Repeat each of the following rows word for word, keeping their order.
═══ EXTRACTED DATA ═══
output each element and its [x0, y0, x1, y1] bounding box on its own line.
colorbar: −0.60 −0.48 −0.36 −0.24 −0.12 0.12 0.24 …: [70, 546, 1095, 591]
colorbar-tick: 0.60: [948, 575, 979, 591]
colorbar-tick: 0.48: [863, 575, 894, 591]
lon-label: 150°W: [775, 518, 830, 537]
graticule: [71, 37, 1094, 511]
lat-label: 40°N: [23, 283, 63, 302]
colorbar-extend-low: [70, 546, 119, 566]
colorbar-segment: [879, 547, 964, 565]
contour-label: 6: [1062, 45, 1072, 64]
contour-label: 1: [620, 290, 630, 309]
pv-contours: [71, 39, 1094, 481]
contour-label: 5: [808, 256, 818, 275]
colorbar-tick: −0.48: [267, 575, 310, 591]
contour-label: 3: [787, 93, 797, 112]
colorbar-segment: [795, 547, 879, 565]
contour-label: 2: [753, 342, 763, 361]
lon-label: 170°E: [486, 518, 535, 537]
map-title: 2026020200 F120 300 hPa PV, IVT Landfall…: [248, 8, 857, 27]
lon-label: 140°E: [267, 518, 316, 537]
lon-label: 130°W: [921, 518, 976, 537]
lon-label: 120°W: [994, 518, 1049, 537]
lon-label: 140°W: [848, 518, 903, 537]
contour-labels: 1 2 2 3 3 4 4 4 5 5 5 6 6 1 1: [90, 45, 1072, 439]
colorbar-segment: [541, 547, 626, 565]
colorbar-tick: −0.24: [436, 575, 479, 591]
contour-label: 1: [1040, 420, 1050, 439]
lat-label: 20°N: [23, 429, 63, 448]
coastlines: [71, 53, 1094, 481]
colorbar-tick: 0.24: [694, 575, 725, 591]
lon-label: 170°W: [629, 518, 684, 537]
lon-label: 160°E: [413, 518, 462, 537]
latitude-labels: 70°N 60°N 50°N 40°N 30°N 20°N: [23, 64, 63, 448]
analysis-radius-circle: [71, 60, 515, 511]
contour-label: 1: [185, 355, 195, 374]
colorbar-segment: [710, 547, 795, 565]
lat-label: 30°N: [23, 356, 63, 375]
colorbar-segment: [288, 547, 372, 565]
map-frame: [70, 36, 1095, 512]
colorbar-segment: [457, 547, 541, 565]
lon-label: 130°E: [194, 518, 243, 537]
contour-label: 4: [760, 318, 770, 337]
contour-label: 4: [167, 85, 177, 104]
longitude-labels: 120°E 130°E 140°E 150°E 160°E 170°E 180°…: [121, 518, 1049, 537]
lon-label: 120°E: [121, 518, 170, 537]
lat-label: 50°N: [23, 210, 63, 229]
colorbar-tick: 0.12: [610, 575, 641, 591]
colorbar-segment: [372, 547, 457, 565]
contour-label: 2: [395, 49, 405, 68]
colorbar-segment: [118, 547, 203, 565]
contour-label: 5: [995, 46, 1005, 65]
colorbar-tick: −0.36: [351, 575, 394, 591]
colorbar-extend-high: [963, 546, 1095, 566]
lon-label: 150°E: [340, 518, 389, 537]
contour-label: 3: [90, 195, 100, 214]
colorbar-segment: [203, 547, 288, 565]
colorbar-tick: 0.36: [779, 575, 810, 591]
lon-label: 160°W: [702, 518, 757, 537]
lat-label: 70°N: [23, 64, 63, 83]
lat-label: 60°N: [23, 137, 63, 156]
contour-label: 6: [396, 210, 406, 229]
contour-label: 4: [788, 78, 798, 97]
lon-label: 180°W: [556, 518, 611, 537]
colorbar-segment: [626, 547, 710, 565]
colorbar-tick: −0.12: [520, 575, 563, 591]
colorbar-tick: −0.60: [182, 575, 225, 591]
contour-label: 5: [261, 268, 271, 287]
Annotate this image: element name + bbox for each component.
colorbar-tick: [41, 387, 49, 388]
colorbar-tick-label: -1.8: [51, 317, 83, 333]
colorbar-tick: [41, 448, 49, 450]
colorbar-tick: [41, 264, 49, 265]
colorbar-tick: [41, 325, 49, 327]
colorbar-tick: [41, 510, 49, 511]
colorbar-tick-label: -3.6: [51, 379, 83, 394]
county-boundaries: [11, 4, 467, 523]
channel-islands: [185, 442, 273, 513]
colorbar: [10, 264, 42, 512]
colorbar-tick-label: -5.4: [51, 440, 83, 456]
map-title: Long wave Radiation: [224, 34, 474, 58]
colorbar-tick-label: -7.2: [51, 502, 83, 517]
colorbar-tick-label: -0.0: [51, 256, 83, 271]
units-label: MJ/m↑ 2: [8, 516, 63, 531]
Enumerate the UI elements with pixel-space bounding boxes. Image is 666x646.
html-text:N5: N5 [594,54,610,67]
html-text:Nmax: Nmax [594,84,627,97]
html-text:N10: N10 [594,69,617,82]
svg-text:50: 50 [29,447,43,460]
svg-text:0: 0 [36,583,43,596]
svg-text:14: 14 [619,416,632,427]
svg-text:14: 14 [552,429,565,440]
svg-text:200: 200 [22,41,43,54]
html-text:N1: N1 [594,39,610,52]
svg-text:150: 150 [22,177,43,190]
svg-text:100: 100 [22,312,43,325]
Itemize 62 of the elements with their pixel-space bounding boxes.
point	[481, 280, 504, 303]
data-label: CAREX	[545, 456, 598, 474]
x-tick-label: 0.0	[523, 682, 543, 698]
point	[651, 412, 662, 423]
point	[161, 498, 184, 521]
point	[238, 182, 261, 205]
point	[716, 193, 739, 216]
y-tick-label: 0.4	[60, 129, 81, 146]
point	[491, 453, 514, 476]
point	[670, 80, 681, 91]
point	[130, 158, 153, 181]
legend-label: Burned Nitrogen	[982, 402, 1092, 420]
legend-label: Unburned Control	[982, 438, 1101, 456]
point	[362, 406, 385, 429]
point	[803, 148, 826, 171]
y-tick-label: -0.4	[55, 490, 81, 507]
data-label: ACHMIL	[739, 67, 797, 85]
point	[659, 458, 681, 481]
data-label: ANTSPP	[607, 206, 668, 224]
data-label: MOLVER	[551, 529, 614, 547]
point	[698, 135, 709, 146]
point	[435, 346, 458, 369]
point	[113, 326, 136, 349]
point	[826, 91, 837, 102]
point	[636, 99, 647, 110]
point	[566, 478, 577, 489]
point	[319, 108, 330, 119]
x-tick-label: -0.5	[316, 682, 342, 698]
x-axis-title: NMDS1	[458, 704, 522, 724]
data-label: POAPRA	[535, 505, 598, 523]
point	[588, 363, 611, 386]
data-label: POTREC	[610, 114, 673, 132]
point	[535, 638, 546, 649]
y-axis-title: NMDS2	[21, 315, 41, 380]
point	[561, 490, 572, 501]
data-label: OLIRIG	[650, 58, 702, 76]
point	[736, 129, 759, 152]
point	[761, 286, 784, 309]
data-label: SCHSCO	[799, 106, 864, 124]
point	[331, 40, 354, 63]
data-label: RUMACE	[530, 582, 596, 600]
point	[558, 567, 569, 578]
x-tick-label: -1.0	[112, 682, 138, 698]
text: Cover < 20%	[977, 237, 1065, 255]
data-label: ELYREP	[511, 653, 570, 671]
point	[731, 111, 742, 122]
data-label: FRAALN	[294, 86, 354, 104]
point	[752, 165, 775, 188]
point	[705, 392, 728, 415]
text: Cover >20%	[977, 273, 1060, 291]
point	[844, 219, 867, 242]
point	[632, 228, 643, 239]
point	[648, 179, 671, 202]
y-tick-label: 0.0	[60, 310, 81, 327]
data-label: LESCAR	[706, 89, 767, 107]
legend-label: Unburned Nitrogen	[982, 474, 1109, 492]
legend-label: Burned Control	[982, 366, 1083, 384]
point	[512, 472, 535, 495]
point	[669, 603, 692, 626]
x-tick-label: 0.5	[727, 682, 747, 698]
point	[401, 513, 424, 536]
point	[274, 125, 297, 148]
═══
OUTPUT FOR THIS TASK:
output each element and its [x0, y0, x1, y1] bounding box on its own line.
colorbar: −0.60 −0.48 −0.36 −0.24 −0.12 0.12 0.24 …: [70, 546, 1095, 591]
colorbar-tick: 0.60: [948, 575, 979, 591]
colorbar-tick: 0.48: [863, 575, 894, 591]
lon-label: 150°W: [775, 518, 830, 537]
graticule: [71, 37, 1094, 511]
lat-label: 40°N: [23, 283, 63, 302]
colorbar-extend-low: [70, 546, 119, 566]
colorbar-segment: [879, 547, 964, 565]
contour-label: 6: [1062, 45, 1072, 64]
contour-label: 1: [620, 290, 630, 309]
pv-contours: [71, 39, 1094, 481]
contour-label: 5: [808, 256, 818, 275]
colorbar-tick: −0.48: [267, 575, 310, 591]
contour-label: 3: [787, 93, 797, 112]
colorbar-segment: [795, 547, 879, 565]
contour-label: 2: [753, 342, 763, 361]
lon-label: 170°E: [486, 518, 535, 537]
map-title: 2026020200 F120 300 hPa PV, IVT Landfall…: [248, 8, 857, 27]
lon-label: 140°E: [267, 518, 316, 537]
lon-label: 130°W: [921, 518, 976, 537]
lon-label: 120°W: [994, 518, 1049, 537]
lon-label: 140°W: [848, 518, 903, 537]
contour-labels: 1 2 2 3 3 4 4 4 5 5 5 6 6 1 1: [90, 45, 1072, 439]
colorbar-segment: [541, 547, 626, 565]
colorbar-tick: −0.24: [436, 575, 479, 591]
contour-label: 1: [1040, 420, 1050, 439]
lat-label: 20°N: [23, 429, 63, 448]
coastlines: [71, 53, 1094, 481]
colorbar-tick: 0.24: [694, 575, 725, 591]
lon-label: 170°W: [629, 518, 684, 537]
lon-label: 160°E: [413, 518, 462, 537]
latitude-labels: 70°N 60°N 50°N 40°N 30°N 20°N: [23, 64, 63, 448]
analysis-radius-circle: [71, 60, 515, 511]
contour-label: 1: [185, 355, 195, 374]
colorbar-segment: [710, 547, 795, 565]
lat-label: 30°N: [23, 356, 63, 375]
colorbar-segment: [288, 547, 372, 565]
map-frame: [70, 36, 1095, 512]
colorbar-segment: [457, 547, 541, 565]
lon-label: 130°E: [194, 518, 243, 537]
contour-label: 4: [760, 318, 770, 337]
contour-label: 4: [167, 85, 177, 104]
longitude-labels: 120°E 130°E 140°E 150°E 160°E 170°E 180°…: [121, 518, 1049, 537]
lon-label: 120°E: [121, 518, 170, 537]
lat-label: 50°N: [23, 210, 63, 229]
colorbar-tick: 0.12: [610, 575, 641, 591]
colorbar-segment: [372, 547, 457, 565]
contour-label: 2: [395, 49, 405, 68]
colorbar-segment: [118, 547, 203, 565]
contour-label: 5: [995, 46, 1005, 65]
colorbar-tick: −0.36: [351, 575, 394, 591]
colorbar-extend-high: [963, 546, 1095, 566]
lon-label: 150°E: [340, 518, 389, 537]
contour-label: 3: [90, 195, 100, 214]
colorbar-segment: [203, 547, 288, 565]
colorbar-tick: 0.36: [779, 575, 810, 591]
lon-label: 160°W: [702, 518, 757, 537]
lat-label: 70°N: [23, 64, 63, 83]
lat-label: 60°N: [23, 137, 63, 156]
contour-label: 6: [396, 210, 406, 229]
contour-label: 4: [788, 78, 798, 97]
lon-label: 180°W: [556, 518, 611, 537]
colorbar-segment: [626, 547, 710, 565]
colorbar-tick: −0.12: [520, 575, 563, 591]
colorbar-tick: −0.60: [182, 575, 225, 591]
contour-label: 5: [261, 268, 271, 287]
Annotate this image: element name + bbox for each component.
colorbar-tick: [41, 387, 49, 388]
colorbar-tick-label: -1.8: [51, 317, 83, 333]
colorbar-tick: [41, 448, 49, 450]
colorbar-tick: [41, 264, 49, 265]
colorbar-tick: [41, 325, 49, 327]
colorbar-tick: [41, 510, 49, 511]
colorbar-tick-label: -3.6: [51, 379, 83, 394]
county-boundaries: [11, 4, 467, 523]
channel-islands: [185, 442, 273, 513]
colorbar: [10, 264, 42, 512]
colorbar-tick-label: -5.4: [51, 440, 83, 456]
map-title: Long wave Radiation: [224, 34, 474, 58]
colorbar-tick-label: -7.2: [51, 502, 83, 517]
colorbar-tick-label: -0.0: [51, 256, 83, 271]
units-label: MJ/m↑ 2: [8, 516, 63, 531]
Enumerate the UI elements with pixel-space bounding boxes. Image is 666x646.
html-text:N5: N5 [594,54,610,67]
html-text:Nmax: Nmax [594,84,627,97]
html-text:N10: N10 [594,69,617,82]
svg-text:50: 50 [29,447,43,460]
svg-text:0: 0 [36,583,43,596]
svg-text:14: 14 [619,416,632,427]
svg-text:14: 14 [552,429,565,440]
svg-text:200: 200 [22,41,43,54]
html-text:N1: N1 [594,39,610,52]
svg-text:150: 150 [22,177,43,190]
svg-text:100: 100 [22,312,43,325]
Itemize 62 of the elements with their pixel-space bounding boxes.
point	[481, 280, 504, 303]
data-label: CAREX	[545, 456, 598, 474]
x-tick-label: 0.0	[523, 682, 543, 698]
point	[651, 412, 662, 423]
point	[161, 498, 184, 521]
point	[238, 182, 261, 205]
point	[716, 193, 739, 216]
y-tick-label: 0.4	[60, 129, 81, 146]
point	[491, 453, 514, 476]
point	[670, 80, 681, 91]
point	[130, 158, 153, 181]
legend-label: Burned Nitrogen	[982, 402, 1092, 420]
legend-label: Unburned Control	[982, 438, 1101, 456]
point	[362, 406, 385, 429]
point	[803, 148, 826, 171]
y-tick-label: -0.4	[55, 490, 81, 507]
data-label: ACHMIL	[739, 67, 797, 85]
point	[659, 458, 681, 481]
data-label: ANTSPP	[607, 206, 668, 224]
data-label: MOLVER	[551, 529, 614, 547]
point	[698, 135, 709, 146]
point	[435, 346, 458, 369]
point	[113, 326, 136, 349]
point	[826, 91, 837, 102]
point	[636, 99, 647, 110]
point	[566, 478, 577, 489]
point	[319, 108, 330, 119]
x-tick-label: -0.5	[316, 682, 342, 698]
x-axis-title: NMDS1	[458, 704, 522, 724]
data-label: POAPRA	[535, 505, 598, 523]
point	[588, 363, 611, 386]
data-label: POTREC	[610, 114, 673, 132]
point	[535, 638, 546, 649]
y-axis-title: NMDS2	[21, 315, 41, 380]
point	[561, 490, 572, 501]
data-label: OLIRIG	[650, 58, 702, 76]
point	[736, 129, 759, 152]
point	[761, 286, 784, 309]
data-label: SCHSCO	[799, 106, 864, 124]
point	[331, 40, 354, 63]
data-label: RUMACE	[530, 582, 596, 600]
point	[558, 567, 569, 578]
x-tick-label: -1.0	[112, 682, 138, 698]
text: Cover < 20%	[977, 237, 1065, 255]
data-label: ELYREP	[511, 653, 570, 671]
point	[731, 111, 742, 122]
data-label: FRAALN	[294, 86, 354, 104]
point	[752, 165, 775, 188]
point	[705, 392, 728, 415]
text: Cover >20%	[977, 273, 1060, 291]
point	[844, 219, 867, 242]
point	[632, 228, 643, 239]
point	[648, 179, 671, 202]
y-tick-label: 0.0	[60, 310, 81, 327]
data-label: LESCAR	[706, 89, 767, 107]
legend-label: Unburned Nitrogen	[982, 474, 1109, 492]
legend-label: Burned Control	[982, 366, 1083, 384]
point	[512, 472, 535, 495]
point	[669, 603, 692, 626]
x-tick-label: 0.5	[727, 682, 747, 698]
point	[401, 513, 424, 536]
point	[274, 125, 297, 148]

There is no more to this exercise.